Task statement —
Below are some records; repeat them all exactly, minus the pictures.
═════ Given information ═════
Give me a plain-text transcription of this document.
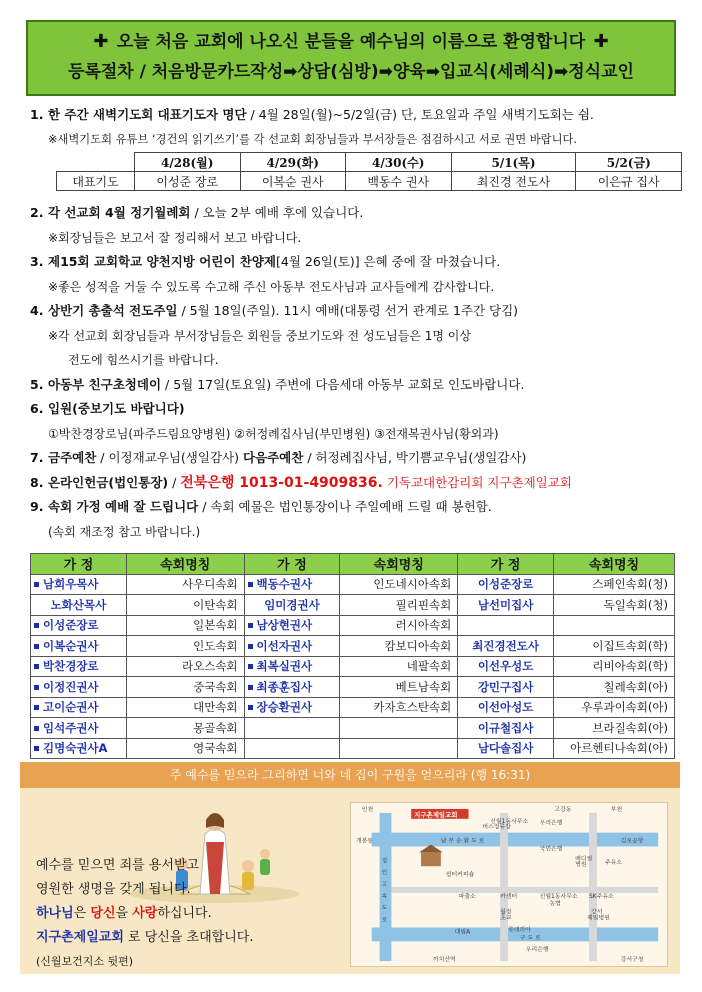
✚ 오늘 처음 교회에 나오신 분들을 예수님의 이름으로 환영합니다 ✚
등록절차 / 처음방문카드작성➡상담(심방)➡양육➡입교식(세례식)➡정식교인
1. 한 주간 새벽기도회 대표기도자 명단 / 4월 28일(월)~5/2일(금) 단, 토요일과 주일 새벽기도회는 쉼.
※새벽기도회 유튜브 ‘경건의 읽기쓰기’를 각 선교회 회장님들과 부서장들은 점검하시고 서로 권면 바랍니다.
2. 각 선교회 4월 정기월례회 / 오늘 2부 예배 후에 있습니다.
※회장님들은 보고서 잘 정리해서 보고 바랍니다.
3. 제15회 교회학교 양천지방 어린이 찬양제[4월 26일(토)] 은혜 중에 잘 마쳤습니다.
※좋은 성적을 거둘 수 있도록 수고해 주신 아동부 전도사님과 교사들에게 감사합니다.
4. 상반기 총출석 전도주일 / 5월 18일(주일). 11시 예배(대통령 선거 관계로 1주간 당김)
※각 선교회 회장님들과 부서장님들은 회원들 중보기도와 전 성도님들은 1명 이상
전도에 힘쓰시기를 바랍니다.
5. 아동부 친구초청데이 / 5월 17일(토요일) 주변에 다음세대 아동부 교회로 인도바랍니다.
6. 입원(중보기도 바랍니다)
①박찬경장로님(파주드림요양병원) ②허정례집사님(부민병원) ③전재복권사님(황외과)
7. 금주예찬 / 이정재교우님(생일감사) 다음주예찬 / 허정례집사님, 박기쁨교우님(생일감사)
8. 온라인헌금(법인통장) / 전북은행 1013-01-4909836. 기독교대한감리회 지구촌제일교회
9. 속회 가정 예배 잘 드립니다 / 속회 예물은 법인통장이나 주일예배 드릴 때 봉헌함.
(속회 재조정 참고 바랍니다.)
	4/28(월)	4/29(화)	4/30(수)	5/1(목)	5/2(금)
대표기도	이성준 장로	이복순 권사	백동수 권사	최진경 전도사	이은규 집사
가 정	속회명칭	가 정	속회명칭	가 정	속회명칭
남희우목사	사우디속회	백동수권사	인도네시아속회	이성준장로	스페인속회(청)
노화산목사	이탄속회	임미경권사	필리핀속회	남선미집사	독일속회(청)
이성준장로	일본속회	남상현권사	러시아속회		
이복순권사	인도속회	이선자권사	캄보디아속회	최진경전도사	이집트속회(학)
박찬경장로	라오스속회	최복실권사	네팔속회	이선우성도	리비아속회(학)
이정진권사	중국속회	최종훈집사	베트남속회	강민구집사	칠레속회(아)
고이순권사	대만속회	장승환권사	카자흐스탄속회	이선아성도	우루과이속회(아)
임석주권사	몽골속회			이규철집사	브라질속회(아)
김명숙권사A	영국속회			남다솔집사	아르헨티나속회(아)
주 예수를 믿으라 그리하면 너와 네 집이 구원을 얻으리라 (행 16:31)
예수를 믿으면 죄를 용서받고
영원한 생명을 갖게 됩니다.
하나님은 당신을 사랑하십니다.
지구촌제일교회 로 당신을 초대합니다.
(신월보건지소 뒷편)
지구촌제일교회
인천	고강동	부천
개봉동	김포공항
남 부 순 환 도 로
신월1동사무소
버스정류장
우리은행
국민은행
메디컬
병원	주유소
쉼터커피숍
파출소	카센터	신월1동사무소
농협
SK주유소
강서
제일병원
월정
초교
대림A	롯데리아
구 도 로
우리은행
까치산역	강서구청
경
인
고
속
도
로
═════
Answer —
Give me a plain-text transcription of this document.
✚ 오늘 처음 교회에 나오신 분들을 예수님의 이름으로 환영합니다 ✚
등록절차 / 처음방문카드작성➡상담(심방)➡양육➡입교식(세례식)➡정식교인
1. 한 주간 새벽기도회 대표기도자 명단 / 4월 28일(월)~5/2일(금) 단, 토요일과 주일 새벽기도회는 쉼.
※새벽기도회 유튜브 ‘경건의 읽기쓰기’를 각 선교회 회장님들과 부서장들은 점검하시고 서로 권면 바랍니다.
2. 각 선교회 4월 정기월례회 / 오늘 2부 예배 후에 있습니다.
※회장님들은 보고서 잘 정리해서 보고 바랍니다.
3. 제15회 교회학교 양천지방 어린이 찬양제[4월 26일(토)] 은혜 중에 잘 마쳤습니다.
※좋은 성적을 거둘 수 있도록 수고해 주신 아동부 전도사님과 교사들에게 감사합니다.
4. 상반기 총출석 전도주일 / 5월 18일(주일). 11시 예배(대통령 선거 관계로 1주간 당김)
※각 선교회 회장님들과 부서장님들은 회원들 중보기도와 전 성도님들은 1명 이상
전도에 힘쓰시기를 바랍니다.
5. 아동부 친구초청데이 / 5월 17일(토요일) 주변에 다음세대 아동부 교회로 인도바랍니다.
6. 입원(중보기도 바랍니다)
①박찬경장로님(파주드림요양병원) ②허정례집사님(부민병원) ③전재복권사님(황외과)
7. 금주예찬 / 이정재교우님(생일감사) 다음주예찬 / 허정례집사님, 박기쁨교우님(생일감사)
8. 온라인헌금(법인통장) / 전북은행 1013-01-4909836. 기독교대한감리회 지구촌제일교회
9. 속회 가정 예배 잘 드립니다 / 속회 예물은 법인통장이나 주일예배 드릴 때 봉헌함.
(속회 재조정 참고 바랍니다.)
	4/28(월)	4/29(화)	4/30(수)	5/1(목)	5/2(금)
대표기도	이성준 장로	이복순 권사	백동수 권사	최진경 전도사	이은규 집사
가 정	속회명칭	가 정	속회명칭	가 정	속회명칭
남희우목사	사우디속회	백동수권사	인도네시아속회	이성준장로	스페인속회(청)
노화산목사	이탄속회	임미경권사	필리핀속회	남선미집사	독일속회(청)
이성준장로	일본속회	남상현권사	러시아속회		
이복순권사	인도속회	이선자권사	캄보디아속회	최진경전도사	이집트속회(학)
박찬경장로	라오스속회	최복실권사	네팔속회	이선우성도	리비아속회(학)
이정진권사	중국속회	최종훈집사	베트남속회	강민구집사	칠레속회(아)
고이순권사	대만속회	장승환권사	카자흐스탄속회	이선아성도	우루과이속회(아)
임석주권사	몽골속회			이규철집사	브라질속회(아)
김명숙권사A	영국속회			남다솔집사	아르헨티나속회(아)
주 예수를 믿으라 그리하면 너와 네 집이 구원을 얻으리라 (행 16:31)
예수를 믿으면 죄를 용서받고
영원한 생명을 갖게 됩니다.
하나님은 당신을 사랑하십니다.
지구촌제일교회 로 당신을 초대합니다.
(신월보건지소 뒷편)
지구촌제일교회
인천	고강동	부천
개봉동	김포공항
남 부 순 환 도 로
신월1동사무소
버스정류장
우리은행
국민은행
메디컬
병원	주유소
쉼터커피숍
파출소	카센터	신월1동사무소
농협
SK주유소
강서
제일병원
월정
초교
대림A	롯데리아
구 도 로
우리은행
까치산역	강서구청
경
인
고
속
도
로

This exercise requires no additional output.